Data entries
_ _ _ _ _

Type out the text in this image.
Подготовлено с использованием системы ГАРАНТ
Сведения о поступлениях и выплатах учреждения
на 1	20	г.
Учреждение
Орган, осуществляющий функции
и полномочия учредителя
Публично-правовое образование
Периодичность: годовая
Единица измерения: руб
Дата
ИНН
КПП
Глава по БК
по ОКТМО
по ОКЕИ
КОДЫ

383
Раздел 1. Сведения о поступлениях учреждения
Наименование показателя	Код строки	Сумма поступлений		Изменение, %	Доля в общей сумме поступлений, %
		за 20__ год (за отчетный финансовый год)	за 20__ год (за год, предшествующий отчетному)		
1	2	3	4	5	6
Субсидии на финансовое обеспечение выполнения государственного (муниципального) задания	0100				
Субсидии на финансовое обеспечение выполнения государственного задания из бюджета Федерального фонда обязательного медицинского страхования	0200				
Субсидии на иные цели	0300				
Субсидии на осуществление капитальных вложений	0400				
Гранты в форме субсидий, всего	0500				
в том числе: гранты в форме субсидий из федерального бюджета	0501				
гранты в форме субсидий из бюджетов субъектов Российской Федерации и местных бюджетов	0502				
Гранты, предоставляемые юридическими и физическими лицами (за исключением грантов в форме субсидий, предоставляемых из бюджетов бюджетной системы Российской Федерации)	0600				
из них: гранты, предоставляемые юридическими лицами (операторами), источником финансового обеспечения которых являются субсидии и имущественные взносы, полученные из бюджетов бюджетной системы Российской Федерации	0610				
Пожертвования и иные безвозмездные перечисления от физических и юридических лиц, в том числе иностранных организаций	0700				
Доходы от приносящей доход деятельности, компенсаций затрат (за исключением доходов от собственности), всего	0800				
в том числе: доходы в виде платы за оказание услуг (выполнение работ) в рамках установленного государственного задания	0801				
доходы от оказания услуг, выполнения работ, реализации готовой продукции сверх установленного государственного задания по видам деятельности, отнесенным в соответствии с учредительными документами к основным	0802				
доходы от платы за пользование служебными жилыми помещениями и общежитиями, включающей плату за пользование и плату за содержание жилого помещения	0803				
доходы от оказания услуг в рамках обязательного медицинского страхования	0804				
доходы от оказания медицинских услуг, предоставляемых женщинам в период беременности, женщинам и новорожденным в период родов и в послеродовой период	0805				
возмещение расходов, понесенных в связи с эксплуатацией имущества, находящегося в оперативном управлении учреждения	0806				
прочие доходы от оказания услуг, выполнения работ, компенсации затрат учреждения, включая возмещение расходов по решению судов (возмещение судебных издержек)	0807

_ _ _ _ _

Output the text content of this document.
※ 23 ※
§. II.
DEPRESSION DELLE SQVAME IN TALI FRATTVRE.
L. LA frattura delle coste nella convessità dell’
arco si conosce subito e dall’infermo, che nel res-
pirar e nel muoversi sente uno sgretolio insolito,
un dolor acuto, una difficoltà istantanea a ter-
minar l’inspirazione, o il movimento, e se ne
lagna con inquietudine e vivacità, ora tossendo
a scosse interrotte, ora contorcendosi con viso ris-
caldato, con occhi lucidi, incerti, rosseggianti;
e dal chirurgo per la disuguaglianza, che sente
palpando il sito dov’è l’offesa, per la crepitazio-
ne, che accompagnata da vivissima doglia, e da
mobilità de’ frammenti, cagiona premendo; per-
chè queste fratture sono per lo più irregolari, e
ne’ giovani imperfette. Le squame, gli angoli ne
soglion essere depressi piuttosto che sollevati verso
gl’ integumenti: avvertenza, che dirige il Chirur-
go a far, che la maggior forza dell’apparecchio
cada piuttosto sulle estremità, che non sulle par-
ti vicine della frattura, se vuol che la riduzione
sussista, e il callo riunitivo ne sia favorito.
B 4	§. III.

_ _ _ _ _

SET PROBLEM
Tally the lines containing "поступлениях". Provide the number without any other words.

EXERCISE RESPONSE
2